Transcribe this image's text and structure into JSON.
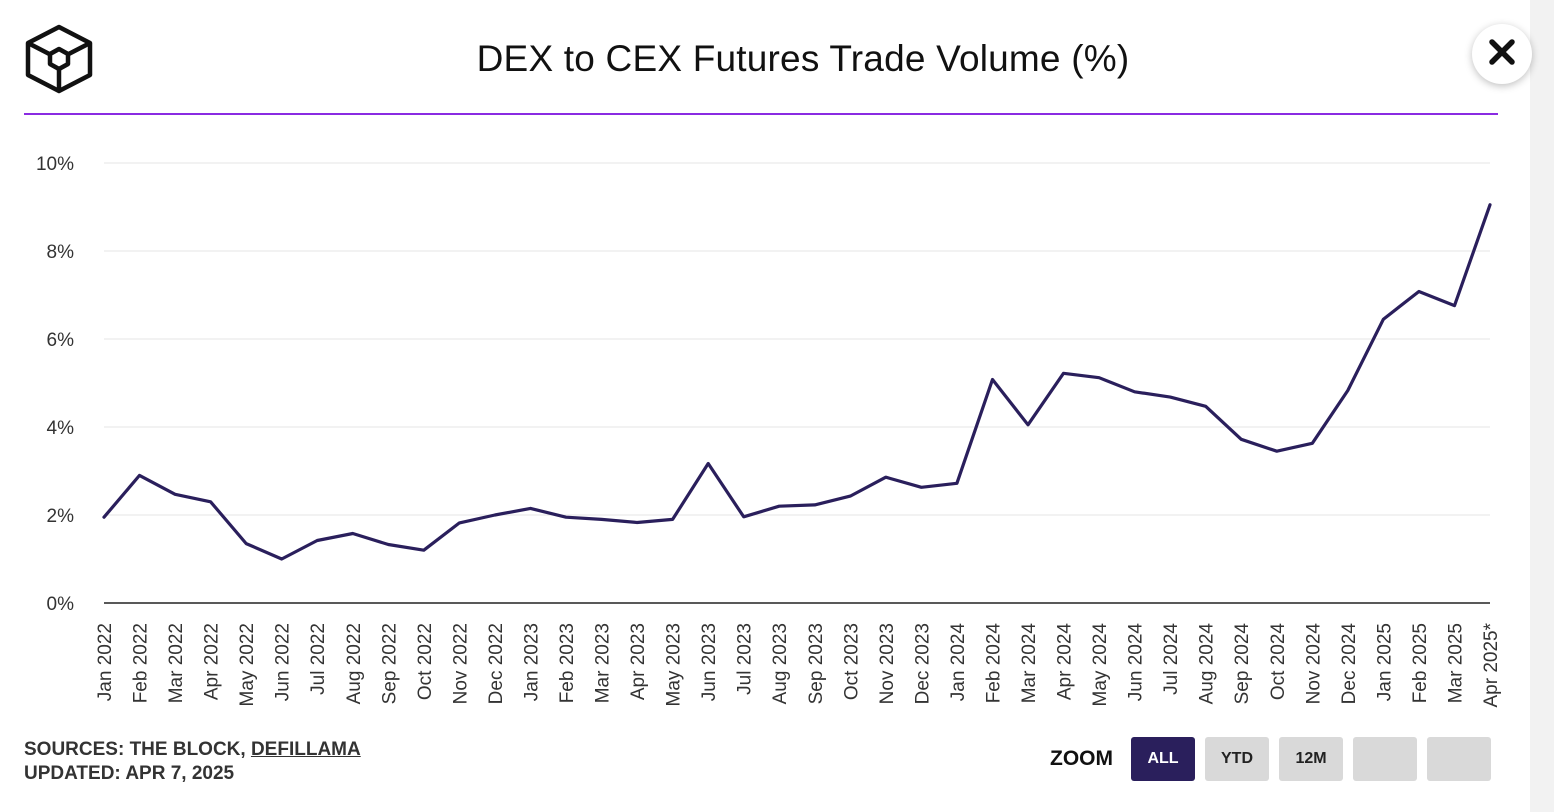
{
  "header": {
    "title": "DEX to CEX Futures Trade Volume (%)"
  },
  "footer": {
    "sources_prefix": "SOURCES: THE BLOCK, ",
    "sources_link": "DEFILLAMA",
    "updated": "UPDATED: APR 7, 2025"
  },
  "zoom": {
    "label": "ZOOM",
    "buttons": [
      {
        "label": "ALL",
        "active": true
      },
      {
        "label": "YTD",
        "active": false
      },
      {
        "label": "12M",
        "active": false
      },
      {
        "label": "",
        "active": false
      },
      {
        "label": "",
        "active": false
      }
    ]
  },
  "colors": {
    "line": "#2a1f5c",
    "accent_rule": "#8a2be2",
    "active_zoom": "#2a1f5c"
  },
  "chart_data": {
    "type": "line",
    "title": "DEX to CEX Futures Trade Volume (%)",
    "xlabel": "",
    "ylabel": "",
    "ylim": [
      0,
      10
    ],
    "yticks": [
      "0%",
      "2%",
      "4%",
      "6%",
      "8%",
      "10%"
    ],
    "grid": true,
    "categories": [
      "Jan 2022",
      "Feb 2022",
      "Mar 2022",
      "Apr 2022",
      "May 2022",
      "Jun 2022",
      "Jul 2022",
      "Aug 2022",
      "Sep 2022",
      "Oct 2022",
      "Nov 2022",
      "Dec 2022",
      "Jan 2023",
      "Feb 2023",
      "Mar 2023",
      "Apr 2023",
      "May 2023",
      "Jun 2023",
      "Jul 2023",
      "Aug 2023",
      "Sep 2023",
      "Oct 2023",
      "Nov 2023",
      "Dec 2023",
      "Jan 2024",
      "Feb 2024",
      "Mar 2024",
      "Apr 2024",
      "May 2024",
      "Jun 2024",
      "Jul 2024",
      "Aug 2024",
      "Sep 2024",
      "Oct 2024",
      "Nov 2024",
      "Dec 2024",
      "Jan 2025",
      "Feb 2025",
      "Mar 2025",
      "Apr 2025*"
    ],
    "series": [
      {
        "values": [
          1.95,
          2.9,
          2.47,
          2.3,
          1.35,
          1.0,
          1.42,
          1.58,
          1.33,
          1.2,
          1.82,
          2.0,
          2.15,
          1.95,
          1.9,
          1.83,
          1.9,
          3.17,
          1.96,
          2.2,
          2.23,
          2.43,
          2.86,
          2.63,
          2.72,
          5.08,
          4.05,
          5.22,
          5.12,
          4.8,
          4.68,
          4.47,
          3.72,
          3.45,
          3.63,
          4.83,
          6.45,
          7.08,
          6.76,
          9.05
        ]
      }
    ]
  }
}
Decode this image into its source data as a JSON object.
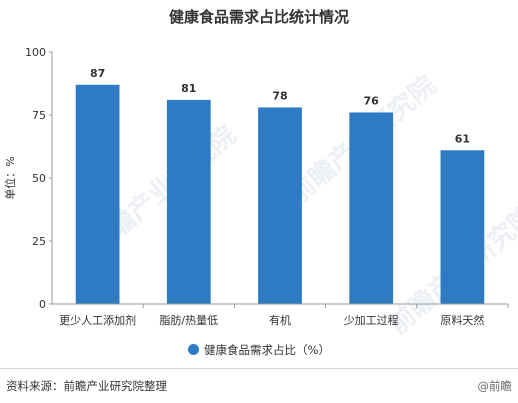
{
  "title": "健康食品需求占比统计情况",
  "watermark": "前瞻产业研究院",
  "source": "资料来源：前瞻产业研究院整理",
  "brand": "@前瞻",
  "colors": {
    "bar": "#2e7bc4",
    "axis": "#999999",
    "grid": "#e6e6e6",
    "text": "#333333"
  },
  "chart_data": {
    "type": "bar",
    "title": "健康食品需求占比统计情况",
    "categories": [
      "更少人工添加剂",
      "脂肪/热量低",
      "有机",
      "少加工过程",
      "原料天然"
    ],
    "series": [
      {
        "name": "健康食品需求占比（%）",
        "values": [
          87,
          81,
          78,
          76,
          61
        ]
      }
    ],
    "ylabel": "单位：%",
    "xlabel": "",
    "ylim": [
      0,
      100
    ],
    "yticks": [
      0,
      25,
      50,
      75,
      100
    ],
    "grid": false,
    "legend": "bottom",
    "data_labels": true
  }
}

· · ·

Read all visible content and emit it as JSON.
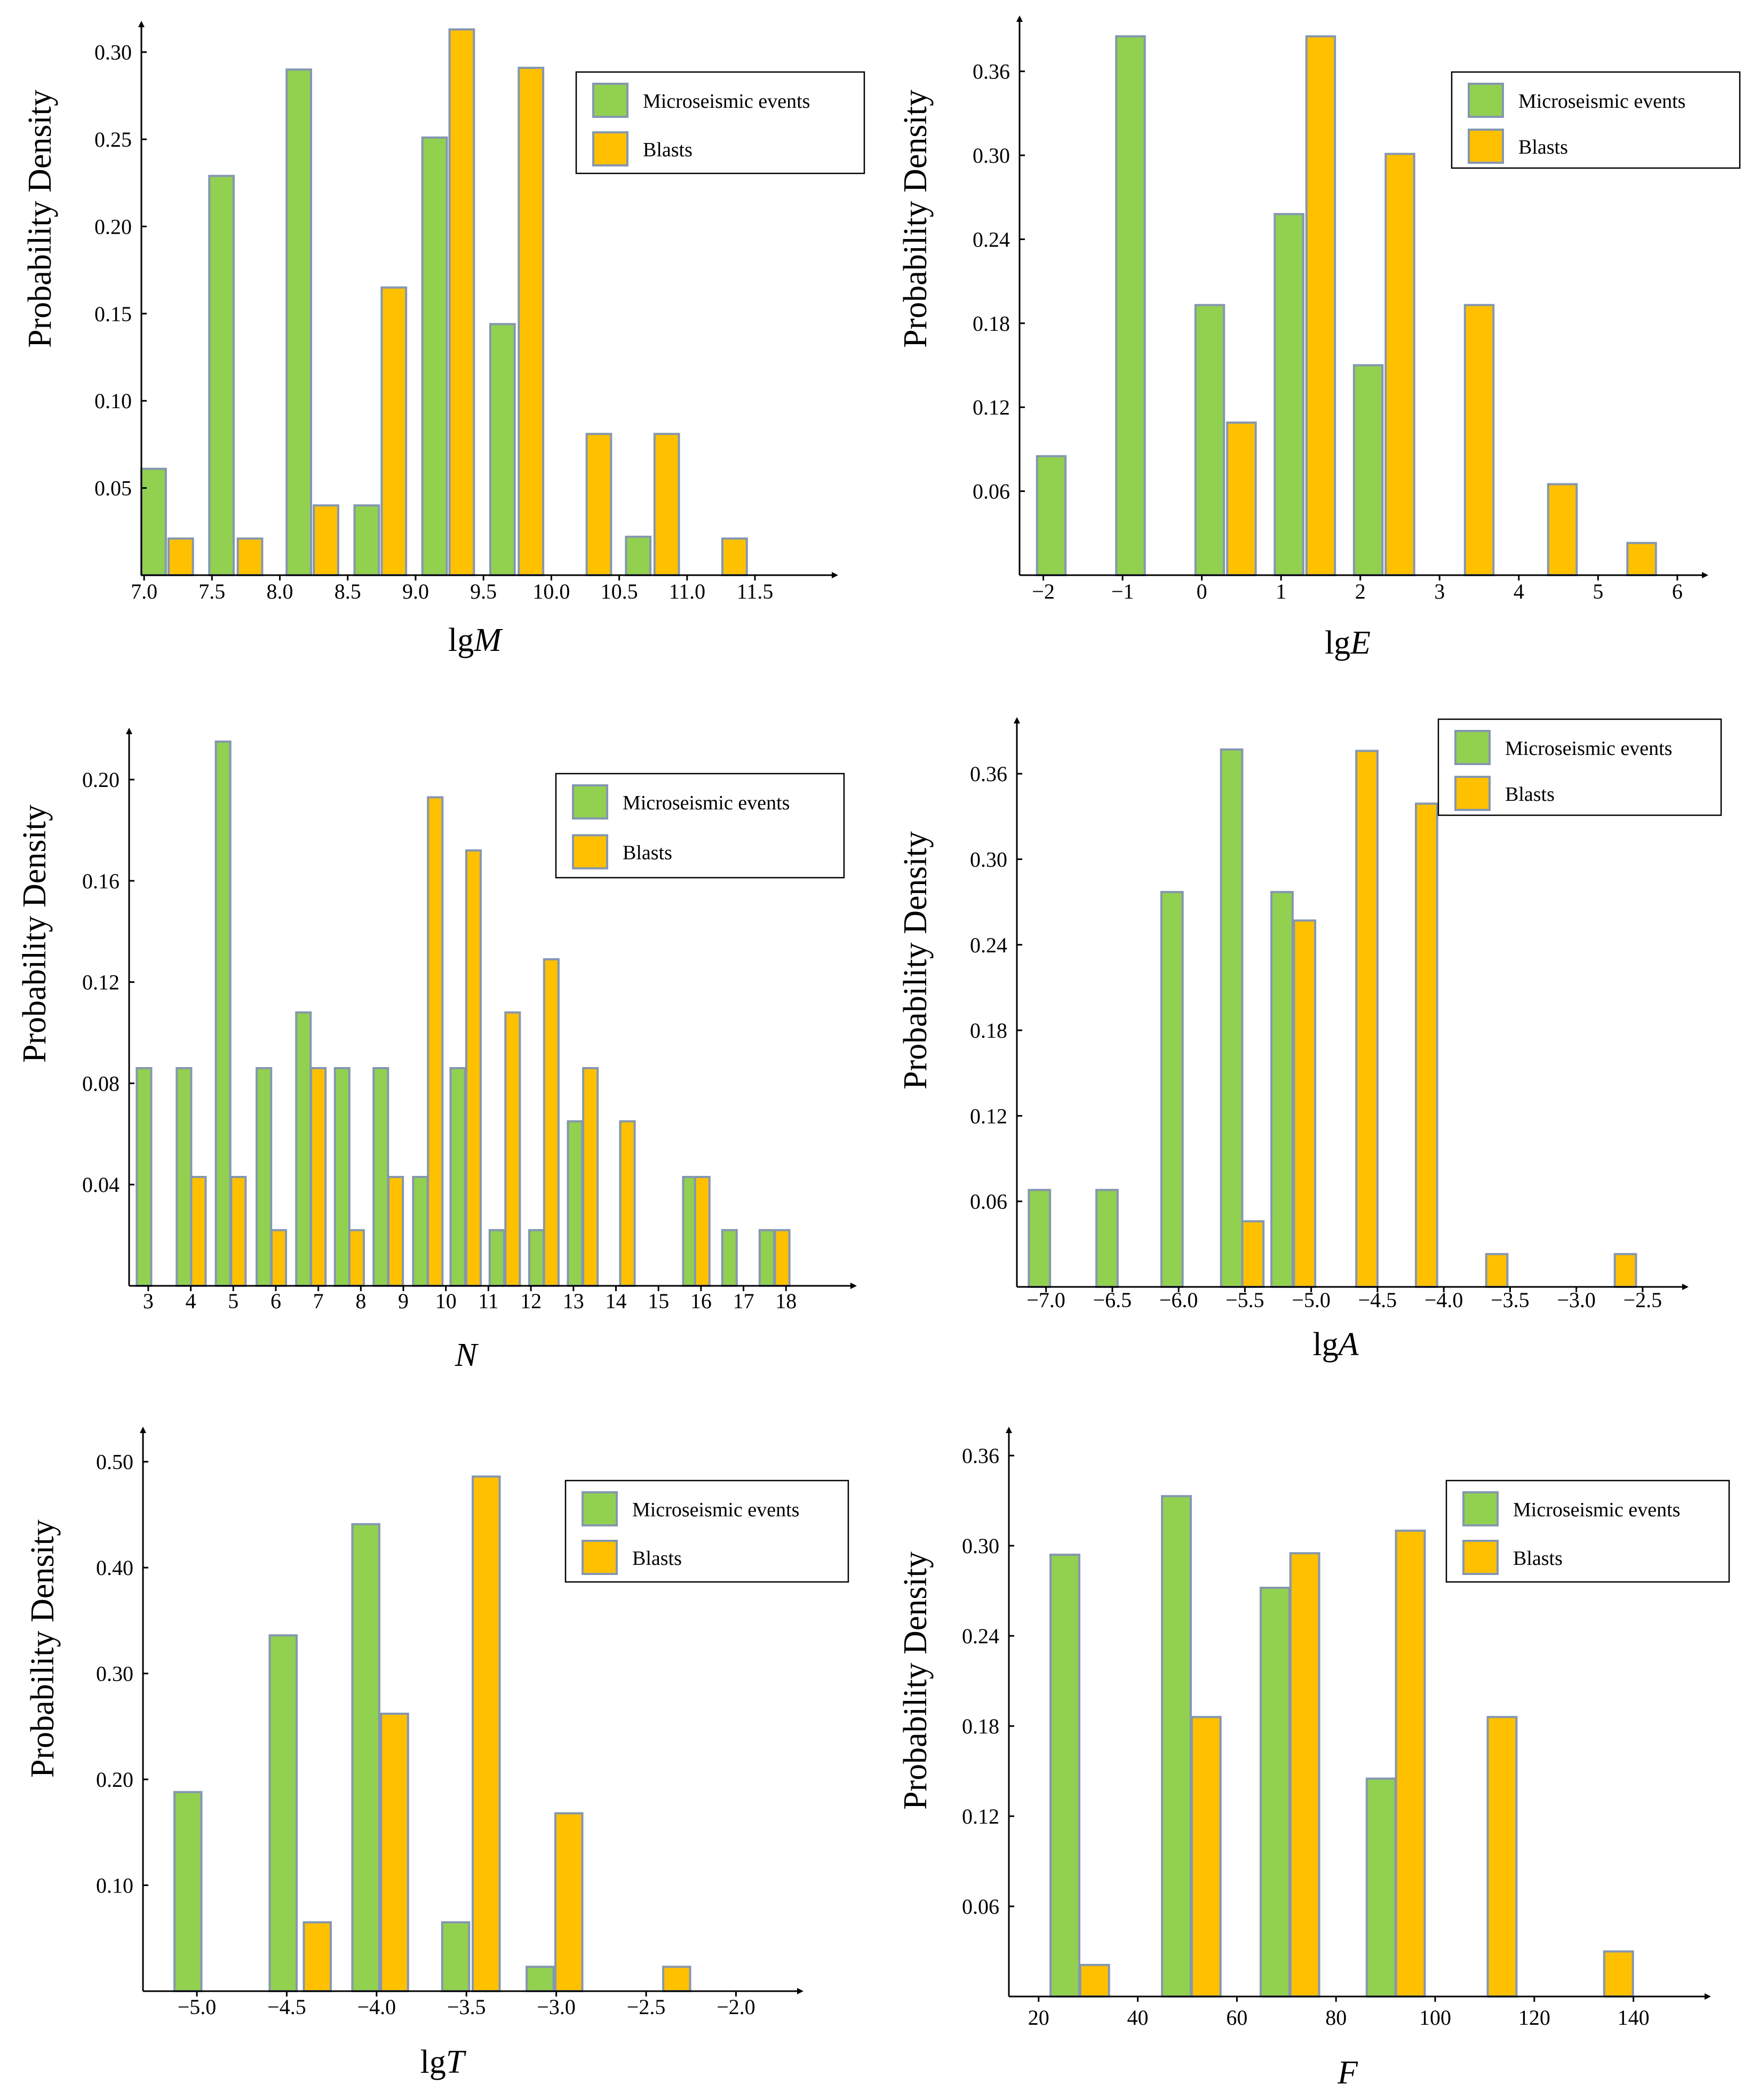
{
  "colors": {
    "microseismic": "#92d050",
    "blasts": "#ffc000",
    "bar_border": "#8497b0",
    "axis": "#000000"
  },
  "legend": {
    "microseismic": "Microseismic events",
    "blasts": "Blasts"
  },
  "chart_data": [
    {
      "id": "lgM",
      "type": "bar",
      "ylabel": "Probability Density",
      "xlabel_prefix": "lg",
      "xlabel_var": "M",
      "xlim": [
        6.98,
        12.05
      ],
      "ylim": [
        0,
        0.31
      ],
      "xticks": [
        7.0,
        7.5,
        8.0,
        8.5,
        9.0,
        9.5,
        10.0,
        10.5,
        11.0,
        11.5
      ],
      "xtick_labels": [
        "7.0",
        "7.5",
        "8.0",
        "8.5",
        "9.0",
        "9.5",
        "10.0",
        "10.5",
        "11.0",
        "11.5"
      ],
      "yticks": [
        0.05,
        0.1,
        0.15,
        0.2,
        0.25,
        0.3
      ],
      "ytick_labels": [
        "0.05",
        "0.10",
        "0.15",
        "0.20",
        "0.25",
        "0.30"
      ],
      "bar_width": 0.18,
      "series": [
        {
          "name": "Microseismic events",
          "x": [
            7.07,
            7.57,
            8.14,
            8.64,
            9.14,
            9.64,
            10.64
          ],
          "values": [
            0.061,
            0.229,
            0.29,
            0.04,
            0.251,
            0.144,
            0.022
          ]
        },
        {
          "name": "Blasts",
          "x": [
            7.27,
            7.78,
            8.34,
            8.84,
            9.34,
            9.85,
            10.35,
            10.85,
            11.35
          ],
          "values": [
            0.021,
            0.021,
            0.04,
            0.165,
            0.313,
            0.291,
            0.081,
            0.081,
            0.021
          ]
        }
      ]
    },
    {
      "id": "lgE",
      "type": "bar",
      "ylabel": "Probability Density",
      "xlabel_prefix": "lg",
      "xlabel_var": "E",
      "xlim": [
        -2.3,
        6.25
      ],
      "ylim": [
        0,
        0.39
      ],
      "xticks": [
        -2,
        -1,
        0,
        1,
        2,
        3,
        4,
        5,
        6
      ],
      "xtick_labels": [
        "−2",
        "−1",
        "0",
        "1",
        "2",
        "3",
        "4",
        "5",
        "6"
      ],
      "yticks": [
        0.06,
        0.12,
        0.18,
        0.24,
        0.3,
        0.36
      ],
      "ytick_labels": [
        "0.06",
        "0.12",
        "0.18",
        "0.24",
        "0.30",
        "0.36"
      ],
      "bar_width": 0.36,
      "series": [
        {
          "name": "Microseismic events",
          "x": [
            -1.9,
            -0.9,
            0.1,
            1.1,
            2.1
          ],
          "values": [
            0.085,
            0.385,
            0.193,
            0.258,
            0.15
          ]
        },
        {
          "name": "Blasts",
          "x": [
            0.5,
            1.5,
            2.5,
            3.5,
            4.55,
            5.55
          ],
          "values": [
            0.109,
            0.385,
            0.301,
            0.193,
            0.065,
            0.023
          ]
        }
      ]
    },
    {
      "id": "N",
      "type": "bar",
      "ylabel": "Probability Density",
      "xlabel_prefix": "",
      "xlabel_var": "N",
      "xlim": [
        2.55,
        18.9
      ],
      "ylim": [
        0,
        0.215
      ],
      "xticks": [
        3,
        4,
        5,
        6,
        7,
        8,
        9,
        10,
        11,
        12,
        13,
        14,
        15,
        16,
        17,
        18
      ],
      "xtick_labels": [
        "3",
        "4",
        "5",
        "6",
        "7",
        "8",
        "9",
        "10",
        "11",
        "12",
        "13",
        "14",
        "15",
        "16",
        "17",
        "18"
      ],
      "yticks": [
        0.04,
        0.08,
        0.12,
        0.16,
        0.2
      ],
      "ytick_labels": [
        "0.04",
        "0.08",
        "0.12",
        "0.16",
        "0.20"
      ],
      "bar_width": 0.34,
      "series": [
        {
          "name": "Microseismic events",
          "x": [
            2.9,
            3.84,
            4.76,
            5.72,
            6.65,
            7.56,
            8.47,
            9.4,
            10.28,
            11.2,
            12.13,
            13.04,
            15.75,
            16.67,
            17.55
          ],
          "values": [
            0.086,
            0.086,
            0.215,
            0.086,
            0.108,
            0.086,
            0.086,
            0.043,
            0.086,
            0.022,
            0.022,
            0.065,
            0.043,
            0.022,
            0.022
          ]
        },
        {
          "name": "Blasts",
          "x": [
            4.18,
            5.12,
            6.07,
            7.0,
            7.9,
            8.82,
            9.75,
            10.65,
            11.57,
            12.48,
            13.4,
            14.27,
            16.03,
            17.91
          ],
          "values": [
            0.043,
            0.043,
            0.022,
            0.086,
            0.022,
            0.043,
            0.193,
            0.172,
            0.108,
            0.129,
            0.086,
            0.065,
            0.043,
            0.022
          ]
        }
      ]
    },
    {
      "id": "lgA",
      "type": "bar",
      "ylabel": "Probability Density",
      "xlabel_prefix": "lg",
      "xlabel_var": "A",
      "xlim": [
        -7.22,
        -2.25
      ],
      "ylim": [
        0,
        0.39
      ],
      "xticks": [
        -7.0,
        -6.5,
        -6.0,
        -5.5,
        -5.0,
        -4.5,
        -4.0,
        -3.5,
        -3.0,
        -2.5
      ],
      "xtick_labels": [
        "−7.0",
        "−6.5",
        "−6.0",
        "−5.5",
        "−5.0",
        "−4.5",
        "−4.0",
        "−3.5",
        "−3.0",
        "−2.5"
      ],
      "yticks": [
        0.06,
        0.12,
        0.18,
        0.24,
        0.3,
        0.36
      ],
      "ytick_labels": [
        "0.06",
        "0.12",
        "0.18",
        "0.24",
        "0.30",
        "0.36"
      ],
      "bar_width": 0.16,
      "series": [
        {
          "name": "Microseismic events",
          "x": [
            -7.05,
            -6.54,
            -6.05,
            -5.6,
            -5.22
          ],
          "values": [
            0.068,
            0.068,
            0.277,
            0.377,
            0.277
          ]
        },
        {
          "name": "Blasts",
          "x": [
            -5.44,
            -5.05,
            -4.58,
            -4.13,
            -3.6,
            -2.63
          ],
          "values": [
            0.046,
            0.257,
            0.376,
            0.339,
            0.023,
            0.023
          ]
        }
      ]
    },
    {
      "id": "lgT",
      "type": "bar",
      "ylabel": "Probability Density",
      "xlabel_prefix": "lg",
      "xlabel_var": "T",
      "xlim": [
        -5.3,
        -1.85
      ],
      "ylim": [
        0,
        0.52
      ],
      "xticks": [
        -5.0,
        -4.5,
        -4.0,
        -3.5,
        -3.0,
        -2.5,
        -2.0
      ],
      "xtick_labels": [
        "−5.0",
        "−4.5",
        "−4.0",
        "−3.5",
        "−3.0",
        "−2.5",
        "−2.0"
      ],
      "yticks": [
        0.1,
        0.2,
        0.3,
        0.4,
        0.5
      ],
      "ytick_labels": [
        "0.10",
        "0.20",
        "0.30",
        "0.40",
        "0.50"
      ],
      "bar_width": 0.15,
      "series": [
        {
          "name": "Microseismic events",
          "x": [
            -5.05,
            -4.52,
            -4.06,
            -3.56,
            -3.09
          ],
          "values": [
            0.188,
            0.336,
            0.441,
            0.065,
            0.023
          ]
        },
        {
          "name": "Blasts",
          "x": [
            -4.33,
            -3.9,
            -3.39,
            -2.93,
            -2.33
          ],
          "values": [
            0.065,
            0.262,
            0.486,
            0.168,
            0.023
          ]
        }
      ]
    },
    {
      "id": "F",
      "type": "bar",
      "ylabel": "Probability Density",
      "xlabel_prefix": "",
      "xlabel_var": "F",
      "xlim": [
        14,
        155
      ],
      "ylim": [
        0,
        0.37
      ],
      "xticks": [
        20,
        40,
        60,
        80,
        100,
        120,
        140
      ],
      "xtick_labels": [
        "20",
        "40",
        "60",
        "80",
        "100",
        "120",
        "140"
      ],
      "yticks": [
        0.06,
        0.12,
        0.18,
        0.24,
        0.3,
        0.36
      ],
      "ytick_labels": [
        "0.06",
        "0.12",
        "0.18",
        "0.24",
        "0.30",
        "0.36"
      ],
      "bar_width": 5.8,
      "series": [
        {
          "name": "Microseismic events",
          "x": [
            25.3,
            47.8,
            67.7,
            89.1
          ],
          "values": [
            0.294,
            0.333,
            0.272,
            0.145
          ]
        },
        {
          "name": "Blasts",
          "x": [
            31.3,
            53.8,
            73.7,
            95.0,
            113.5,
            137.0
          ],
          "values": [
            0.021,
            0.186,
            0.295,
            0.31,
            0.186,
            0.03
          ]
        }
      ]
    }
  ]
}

· · ·

Task statement: Pull out and copy each line containing the string "Volume".

Result for this exercise:
    "title": "DEX to CEX Futures Trade Volume (%)"
    "title": "DEX to CEX Futures Trade Volume (%)",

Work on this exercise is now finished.